Start of RAW RECORDS

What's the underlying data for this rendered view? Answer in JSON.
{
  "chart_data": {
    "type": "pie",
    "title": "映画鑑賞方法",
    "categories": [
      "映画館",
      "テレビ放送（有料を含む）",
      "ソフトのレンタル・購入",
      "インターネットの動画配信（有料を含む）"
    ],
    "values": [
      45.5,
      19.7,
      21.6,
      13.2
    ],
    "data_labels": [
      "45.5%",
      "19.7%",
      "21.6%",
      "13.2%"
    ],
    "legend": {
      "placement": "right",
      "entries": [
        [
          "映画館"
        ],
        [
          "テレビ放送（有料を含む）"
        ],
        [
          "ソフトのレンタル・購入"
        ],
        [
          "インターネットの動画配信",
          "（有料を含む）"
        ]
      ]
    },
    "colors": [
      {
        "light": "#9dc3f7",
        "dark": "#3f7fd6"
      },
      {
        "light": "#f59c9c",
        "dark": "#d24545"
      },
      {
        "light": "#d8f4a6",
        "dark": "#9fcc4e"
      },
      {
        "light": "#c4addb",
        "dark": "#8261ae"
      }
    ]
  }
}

End of RAW RECORDS
Start of RAW RECORDS

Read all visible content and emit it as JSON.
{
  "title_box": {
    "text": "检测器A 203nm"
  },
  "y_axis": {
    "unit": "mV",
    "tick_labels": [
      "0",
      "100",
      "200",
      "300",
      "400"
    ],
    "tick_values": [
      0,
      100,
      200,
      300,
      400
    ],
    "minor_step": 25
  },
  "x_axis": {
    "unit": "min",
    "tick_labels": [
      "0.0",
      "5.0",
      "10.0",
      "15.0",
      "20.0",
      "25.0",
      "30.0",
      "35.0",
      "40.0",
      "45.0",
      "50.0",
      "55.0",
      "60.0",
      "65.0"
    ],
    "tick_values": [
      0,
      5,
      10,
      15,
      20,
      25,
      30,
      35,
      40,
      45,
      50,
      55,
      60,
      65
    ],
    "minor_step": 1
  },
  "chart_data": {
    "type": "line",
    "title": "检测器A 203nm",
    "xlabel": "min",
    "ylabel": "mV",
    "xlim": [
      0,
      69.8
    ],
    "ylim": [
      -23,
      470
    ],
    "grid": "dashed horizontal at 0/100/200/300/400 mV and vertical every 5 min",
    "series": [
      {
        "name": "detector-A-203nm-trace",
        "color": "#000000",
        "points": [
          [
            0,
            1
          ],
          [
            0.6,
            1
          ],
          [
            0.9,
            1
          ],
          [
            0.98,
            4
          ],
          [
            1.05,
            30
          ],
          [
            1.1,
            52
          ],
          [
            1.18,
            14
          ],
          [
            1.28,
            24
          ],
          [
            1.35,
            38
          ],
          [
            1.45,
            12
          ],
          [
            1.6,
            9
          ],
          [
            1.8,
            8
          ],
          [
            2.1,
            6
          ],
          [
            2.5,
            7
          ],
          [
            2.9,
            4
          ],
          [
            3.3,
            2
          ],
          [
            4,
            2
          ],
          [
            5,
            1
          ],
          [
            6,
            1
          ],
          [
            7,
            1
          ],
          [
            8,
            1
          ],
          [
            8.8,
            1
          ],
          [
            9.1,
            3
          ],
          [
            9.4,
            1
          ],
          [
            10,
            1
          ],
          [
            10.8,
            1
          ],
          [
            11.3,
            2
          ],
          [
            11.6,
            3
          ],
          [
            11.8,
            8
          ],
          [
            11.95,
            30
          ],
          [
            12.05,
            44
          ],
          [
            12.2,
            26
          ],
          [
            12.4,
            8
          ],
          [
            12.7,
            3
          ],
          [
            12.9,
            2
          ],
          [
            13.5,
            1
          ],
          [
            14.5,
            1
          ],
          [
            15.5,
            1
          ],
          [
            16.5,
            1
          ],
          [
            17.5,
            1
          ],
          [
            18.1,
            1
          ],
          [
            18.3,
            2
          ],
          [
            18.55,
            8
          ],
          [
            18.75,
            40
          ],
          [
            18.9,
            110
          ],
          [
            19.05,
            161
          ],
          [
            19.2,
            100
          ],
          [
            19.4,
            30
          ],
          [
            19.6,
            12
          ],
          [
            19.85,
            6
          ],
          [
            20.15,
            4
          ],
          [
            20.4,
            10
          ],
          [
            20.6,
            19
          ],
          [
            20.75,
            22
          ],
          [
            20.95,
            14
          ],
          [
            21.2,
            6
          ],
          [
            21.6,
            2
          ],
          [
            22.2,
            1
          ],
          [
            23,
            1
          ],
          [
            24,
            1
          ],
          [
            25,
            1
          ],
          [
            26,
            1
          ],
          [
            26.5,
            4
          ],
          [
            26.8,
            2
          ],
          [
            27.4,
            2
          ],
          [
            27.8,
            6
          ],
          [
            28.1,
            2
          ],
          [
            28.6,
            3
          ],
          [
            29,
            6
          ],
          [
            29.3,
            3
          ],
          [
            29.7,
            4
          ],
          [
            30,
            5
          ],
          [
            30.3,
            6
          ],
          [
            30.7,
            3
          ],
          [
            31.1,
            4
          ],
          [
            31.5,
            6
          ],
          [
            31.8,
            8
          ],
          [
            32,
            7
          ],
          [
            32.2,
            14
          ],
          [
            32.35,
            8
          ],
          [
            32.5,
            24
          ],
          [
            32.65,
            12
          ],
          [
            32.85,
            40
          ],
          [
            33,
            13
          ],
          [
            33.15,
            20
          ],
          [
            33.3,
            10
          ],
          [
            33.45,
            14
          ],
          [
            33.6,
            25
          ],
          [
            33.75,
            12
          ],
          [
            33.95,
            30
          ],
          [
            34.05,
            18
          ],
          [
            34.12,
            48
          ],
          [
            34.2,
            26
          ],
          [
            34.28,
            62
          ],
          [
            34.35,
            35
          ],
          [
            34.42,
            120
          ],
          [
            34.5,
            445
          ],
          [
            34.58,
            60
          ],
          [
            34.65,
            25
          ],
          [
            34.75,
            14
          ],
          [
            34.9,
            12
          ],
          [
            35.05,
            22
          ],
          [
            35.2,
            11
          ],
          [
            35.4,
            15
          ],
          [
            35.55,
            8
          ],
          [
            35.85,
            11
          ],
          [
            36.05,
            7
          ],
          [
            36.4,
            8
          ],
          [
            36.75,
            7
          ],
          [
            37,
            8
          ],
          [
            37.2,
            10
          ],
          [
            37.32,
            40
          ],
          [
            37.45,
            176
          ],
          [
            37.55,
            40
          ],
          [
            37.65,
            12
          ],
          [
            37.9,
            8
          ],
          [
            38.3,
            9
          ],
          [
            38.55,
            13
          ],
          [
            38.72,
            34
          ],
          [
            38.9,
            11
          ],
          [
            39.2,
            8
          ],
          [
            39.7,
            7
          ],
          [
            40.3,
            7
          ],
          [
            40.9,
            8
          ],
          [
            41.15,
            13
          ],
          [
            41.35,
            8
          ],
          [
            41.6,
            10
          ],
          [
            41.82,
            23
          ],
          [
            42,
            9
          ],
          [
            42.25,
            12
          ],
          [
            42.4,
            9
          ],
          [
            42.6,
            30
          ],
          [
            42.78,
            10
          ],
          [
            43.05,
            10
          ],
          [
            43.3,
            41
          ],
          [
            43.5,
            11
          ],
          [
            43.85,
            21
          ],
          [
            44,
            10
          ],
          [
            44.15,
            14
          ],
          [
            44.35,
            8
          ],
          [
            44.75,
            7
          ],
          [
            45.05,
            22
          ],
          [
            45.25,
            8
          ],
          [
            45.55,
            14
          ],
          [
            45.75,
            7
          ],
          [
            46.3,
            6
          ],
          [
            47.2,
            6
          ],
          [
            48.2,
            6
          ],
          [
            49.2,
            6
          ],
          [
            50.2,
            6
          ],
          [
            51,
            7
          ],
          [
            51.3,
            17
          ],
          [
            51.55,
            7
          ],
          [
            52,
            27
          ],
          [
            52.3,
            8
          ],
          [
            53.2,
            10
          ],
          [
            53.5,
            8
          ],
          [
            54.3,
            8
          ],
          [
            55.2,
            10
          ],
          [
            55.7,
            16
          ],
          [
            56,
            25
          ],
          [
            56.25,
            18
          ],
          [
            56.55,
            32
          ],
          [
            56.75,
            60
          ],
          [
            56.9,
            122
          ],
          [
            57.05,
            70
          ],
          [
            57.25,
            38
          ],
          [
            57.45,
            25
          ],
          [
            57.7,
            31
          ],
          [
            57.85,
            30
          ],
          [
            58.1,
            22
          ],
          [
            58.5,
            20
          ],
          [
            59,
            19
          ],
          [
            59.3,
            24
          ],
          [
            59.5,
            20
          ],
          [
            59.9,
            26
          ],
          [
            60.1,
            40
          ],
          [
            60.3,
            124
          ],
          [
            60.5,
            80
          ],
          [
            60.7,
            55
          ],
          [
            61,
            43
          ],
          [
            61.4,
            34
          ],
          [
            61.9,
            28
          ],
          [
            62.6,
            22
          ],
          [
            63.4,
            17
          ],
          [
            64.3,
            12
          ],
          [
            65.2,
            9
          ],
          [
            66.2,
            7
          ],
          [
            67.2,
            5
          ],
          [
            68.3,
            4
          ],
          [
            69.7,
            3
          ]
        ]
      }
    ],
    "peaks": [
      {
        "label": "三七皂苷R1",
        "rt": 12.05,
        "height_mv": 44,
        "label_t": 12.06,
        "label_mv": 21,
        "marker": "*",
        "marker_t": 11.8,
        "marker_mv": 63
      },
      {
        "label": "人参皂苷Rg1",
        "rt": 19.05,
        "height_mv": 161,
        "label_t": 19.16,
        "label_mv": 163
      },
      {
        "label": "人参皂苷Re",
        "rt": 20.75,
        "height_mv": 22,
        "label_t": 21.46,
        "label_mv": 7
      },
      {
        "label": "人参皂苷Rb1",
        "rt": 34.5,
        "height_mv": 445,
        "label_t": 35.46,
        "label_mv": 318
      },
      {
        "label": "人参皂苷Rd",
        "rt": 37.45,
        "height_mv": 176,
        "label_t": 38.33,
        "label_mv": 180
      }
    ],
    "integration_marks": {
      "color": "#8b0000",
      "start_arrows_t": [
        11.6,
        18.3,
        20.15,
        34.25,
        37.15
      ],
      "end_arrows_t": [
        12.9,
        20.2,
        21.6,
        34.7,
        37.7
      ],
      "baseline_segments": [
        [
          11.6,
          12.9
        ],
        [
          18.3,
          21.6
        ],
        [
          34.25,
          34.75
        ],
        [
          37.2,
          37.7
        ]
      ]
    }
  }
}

End of RAW RECORDS

- _WORK REQUIRED_
Find the lines that include the string "有料を含む", then copy each of them.

- _OUTPUT FOR THIS EXERCISE_
      "テレビ放送（有料を含む）",
      "インターネットの動画配信（有料を含む）"
          "テレビ放送（有料を含む）"
          "（有料を含む）"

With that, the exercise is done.